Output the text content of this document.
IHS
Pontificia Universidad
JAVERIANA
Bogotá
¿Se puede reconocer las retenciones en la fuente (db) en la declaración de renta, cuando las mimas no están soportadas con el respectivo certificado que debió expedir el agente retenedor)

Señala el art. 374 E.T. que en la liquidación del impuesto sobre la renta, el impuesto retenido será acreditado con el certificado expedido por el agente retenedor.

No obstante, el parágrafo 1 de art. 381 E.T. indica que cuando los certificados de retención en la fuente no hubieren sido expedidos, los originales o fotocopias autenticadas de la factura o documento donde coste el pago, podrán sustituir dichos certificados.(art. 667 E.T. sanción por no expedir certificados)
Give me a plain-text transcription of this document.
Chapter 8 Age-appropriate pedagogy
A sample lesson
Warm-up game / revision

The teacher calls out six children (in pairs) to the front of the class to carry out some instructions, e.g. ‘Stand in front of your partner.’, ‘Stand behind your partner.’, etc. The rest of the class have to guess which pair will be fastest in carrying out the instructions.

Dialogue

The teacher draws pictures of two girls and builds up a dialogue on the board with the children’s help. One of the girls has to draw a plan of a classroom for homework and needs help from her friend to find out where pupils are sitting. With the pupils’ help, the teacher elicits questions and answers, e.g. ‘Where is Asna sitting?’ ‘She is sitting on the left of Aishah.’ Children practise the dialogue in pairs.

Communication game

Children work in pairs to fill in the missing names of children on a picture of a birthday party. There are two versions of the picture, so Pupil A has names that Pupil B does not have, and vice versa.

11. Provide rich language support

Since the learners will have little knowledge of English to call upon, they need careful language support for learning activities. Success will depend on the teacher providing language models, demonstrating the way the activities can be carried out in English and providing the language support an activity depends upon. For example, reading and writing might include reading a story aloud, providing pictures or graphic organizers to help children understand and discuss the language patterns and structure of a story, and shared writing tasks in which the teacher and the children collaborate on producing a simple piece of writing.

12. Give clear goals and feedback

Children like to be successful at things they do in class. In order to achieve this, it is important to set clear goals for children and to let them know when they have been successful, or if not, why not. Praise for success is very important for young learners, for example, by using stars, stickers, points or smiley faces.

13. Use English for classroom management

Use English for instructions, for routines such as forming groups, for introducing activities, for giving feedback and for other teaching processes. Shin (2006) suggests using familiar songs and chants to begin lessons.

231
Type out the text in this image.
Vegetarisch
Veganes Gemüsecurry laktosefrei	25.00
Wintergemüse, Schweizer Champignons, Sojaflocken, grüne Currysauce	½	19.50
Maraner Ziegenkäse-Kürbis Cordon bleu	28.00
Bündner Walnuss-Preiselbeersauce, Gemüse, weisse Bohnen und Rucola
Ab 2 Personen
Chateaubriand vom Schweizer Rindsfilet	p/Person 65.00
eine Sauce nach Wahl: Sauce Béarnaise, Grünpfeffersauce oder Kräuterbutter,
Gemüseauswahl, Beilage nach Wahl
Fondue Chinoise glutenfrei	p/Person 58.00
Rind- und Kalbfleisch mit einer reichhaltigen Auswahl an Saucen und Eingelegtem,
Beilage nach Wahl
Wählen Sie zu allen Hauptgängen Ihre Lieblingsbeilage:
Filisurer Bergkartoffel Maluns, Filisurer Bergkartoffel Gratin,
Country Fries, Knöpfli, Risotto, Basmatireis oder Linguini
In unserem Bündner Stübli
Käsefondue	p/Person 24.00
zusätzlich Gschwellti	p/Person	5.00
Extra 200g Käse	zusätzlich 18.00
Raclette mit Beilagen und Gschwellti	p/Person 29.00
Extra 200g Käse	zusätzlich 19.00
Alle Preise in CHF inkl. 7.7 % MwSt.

EXERCISE GOAL ▸ Which lines of the data include "oder"? Copy each of them.

RESPONSE FOR THIS EXERCISE ▸
eine Sauce nach Wahl: Sauce Béarnaise, Grünpfeffersauce oder Kräuterbutter,
Country Fries, Knöpfli, Risotto, Basmatireis oder Linguini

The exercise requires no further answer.